=== What you need to do ===
Locate each line in the records containing "have". Copy it.

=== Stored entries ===
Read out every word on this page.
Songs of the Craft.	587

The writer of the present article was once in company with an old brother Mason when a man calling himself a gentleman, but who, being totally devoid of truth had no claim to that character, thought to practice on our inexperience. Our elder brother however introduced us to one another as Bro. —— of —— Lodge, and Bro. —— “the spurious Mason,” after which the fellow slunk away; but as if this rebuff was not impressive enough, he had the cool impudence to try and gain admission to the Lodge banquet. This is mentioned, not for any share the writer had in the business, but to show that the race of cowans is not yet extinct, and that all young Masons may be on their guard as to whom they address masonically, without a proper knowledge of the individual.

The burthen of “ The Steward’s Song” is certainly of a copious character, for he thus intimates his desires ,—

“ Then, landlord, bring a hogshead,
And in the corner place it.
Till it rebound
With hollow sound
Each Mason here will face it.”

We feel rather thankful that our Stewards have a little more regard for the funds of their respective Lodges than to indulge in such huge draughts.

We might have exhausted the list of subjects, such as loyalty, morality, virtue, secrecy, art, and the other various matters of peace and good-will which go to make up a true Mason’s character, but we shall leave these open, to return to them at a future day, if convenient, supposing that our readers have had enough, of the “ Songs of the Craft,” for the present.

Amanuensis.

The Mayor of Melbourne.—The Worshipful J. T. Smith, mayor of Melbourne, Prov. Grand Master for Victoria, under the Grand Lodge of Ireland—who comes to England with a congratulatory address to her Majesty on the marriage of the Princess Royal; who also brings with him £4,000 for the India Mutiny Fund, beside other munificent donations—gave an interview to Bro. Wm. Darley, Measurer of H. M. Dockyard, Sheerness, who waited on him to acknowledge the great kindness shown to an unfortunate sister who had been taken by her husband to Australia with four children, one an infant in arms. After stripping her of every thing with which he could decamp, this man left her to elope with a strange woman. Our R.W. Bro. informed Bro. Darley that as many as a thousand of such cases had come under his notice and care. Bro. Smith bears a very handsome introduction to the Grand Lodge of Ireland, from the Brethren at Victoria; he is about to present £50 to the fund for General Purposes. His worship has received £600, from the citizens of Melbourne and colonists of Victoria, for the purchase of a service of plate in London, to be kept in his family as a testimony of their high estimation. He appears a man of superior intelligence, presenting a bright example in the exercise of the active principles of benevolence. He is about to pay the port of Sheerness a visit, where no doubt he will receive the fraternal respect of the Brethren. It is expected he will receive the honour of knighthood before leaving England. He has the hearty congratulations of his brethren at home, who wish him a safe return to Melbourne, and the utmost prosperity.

=== Reply to the exercise ===
We feel rather thankful that our Stewards have a little more regard for the funds of their respective Lodges than to indulge in such huge draughts.
We might have exhausted the list of subjects, such as loyalty, morality, virtue, secrecy, art, and the other various matters of peace and good-will which go to make up a true Mason’s character, but we shall leave these open, to return to them at a future day, if convenient, supposing that our readers have had enough, of the “ Songs of the Craft,” for the present.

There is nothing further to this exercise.